Of the lines in the entries, how many hold the word "JSON"? Give that number alone.
^^^^^^^^
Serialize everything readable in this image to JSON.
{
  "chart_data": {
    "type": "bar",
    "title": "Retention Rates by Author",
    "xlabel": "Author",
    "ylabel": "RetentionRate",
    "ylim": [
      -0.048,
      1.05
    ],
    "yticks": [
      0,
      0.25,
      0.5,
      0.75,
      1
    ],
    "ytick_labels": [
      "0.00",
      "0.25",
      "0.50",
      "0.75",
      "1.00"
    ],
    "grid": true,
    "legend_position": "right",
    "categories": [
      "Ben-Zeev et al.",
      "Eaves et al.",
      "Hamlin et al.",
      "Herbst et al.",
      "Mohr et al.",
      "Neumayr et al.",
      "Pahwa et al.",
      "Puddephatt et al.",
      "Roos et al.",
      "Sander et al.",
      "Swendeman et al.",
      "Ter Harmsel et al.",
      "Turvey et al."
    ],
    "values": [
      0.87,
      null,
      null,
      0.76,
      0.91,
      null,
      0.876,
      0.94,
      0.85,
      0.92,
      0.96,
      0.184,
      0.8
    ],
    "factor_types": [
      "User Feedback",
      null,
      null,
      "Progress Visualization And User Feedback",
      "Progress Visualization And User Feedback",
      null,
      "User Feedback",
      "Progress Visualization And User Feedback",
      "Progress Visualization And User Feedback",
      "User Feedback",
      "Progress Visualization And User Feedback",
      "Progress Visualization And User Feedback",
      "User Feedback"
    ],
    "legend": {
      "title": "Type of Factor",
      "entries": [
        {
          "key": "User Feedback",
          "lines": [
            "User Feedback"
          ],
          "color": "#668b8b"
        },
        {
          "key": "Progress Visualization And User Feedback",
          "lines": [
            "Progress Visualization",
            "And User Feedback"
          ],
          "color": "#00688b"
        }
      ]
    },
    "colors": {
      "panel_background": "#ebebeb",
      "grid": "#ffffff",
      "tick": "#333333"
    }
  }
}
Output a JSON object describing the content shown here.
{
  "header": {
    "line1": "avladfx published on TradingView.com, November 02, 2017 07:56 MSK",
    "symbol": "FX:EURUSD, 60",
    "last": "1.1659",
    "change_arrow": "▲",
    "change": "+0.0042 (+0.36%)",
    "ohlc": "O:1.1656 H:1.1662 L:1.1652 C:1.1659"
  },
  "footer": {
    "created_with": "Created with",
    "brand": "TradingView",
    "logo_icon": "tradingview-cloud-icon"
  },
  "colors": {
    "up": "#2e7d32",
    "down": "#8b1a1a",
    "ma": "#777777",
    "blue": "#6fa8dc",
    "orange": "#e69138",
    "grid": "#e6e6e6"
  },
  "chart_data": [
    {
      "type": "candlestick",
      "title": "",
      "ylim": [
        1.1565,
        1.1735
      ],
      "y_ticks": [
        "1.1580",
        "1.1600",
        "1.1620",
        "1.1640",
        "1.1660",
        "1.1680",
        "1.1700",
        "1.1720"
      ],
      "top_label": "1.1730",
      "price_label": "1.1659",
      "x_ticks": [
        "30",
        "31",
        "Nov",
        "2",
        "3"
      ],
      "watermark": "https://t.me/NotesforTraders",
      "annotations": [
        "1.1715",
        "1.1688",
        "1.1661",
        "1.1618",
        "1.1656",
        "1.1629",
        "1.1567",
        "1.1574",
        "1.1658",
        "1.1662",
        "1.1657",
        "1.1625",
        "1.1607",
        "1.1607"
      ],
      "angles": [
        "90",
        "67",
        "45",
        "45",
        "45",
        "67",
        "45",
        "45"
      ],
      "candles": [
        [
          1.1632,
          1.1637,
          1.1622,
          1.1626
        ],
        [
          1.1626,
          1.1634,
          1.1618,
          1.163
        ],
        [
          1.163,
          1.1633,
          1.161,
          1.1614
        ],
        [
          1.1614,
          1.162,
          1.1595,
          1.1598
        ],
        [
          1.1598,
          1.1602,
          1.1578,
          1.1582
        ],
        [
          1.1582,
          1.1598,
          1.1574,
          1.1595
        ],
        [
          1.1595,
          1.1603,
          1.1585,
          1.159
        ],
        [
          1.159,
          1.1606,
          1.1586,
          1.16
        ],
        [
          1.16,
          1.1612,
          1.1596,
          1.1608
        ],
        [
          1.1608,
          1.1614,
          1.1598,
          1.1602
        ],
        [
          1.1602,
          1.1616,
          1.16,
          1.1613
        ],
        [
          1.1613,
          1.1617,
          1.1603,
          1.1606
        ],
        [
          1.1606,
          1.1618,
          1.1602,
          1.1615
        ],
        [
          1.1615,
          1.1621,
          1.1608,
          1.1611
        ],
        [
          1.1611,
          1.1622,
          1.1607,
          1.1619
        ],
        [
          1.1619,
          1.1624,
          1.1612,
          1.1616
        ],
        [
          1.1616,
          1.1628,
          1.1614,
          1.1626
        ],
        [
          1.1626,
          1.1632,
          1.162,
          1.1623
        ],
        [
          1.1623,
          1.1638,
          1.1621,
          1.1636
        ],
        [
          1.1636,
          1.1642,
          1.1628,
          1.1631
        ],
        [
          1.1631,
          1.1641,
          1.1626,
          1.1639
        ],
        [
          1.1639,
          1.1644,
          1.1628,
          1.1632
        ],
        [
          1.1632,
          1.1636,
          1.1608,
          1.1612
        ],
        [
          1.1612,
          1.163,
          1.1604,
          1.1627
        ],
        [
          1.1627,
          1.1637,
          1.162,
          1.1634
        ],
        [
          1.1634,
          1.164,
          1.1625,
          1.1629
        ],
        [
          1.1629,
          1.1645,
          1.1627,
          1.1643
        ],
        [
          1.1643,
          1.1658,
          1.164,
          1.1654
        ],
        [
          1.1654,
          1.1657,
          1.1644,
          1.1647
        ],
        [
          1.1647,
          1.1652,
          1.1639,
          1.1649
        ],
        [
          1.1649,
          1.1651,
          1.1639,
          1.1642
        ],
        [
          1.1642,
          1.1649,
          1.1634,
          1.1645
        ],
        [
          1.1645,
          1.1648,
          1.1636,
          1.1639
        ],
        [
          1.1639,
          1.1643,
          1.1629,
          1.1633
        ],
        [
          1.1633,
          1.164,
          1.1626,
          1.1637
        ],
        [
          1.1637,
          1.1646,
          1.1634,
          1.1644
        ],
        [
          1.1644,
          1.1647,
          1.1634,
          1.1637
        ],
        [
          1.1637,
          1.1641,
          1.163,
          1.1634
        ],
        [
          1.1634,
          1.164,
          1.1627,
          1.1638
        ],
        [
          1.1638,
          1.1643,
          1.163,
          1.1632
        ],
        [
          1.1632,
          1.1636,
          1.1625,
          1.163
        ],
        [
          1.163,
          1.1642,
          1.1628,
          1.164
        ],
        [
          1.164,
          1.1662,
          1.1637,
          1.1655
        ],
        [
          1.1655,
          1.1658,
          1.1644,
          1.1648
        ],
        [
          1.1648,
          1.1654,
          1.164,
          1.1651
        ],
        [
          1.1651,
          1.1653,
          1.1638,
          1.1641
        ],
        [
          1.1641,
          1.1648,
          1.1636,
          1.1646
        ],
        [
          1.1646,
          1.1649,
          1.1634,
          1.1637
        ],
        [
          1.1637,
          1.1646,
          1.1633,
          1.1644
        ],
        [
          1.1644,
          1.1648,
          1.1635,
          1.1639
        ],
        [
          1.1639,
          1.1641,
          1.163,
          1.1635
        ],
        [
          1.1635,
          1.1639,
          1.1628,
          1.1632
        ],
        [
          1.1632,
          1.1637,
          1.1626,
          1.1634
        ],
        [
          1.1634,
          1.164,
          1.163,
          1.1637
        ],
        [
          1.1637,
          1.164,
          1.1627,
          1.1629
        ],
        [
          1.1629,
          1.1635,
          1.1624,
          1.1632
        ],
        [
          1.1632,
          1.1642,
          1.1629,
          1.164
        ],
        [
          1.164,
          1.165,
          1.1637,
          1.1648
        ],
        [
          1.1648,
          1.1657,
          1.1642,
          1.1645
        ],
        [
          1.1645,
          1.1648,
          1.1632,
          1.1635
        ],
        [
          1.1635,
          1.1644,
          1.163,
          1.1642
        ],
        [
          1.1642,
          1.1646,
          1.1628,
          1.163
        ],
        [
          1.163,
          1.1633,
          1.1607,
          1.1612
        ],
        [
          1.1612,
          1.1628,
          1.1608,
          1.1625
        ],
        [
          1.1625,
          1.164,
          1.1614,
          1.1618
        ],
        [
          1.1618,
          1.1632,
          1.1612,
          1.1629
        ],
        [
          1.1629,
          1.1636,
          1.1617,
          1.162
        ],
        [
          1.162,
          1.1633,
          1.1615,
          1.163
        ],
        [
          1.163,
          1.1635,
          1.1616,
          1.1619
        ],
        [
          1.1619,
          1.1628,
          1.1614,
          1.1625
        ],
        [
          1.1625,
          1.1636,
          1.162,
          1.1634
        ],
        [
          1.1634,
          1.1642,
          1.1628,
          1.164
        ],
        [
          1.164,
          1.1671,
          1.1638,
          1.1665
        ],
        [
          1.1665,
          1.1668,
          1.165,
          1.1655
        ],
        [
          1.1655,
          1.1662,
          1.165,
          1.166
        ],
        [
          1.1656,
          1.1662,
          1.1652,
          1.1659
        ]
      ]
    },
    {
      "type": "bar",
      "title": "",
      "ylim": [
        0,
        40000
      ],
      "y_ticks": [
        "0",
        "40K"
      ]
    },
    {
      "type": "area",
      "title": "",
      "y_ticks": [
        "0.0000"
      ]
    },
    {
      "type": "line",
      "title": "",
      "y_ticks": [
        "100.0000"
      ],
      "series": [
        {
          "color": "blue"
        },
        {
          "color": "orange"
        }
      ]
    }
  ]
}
^^^^^^^^
**Final result**
2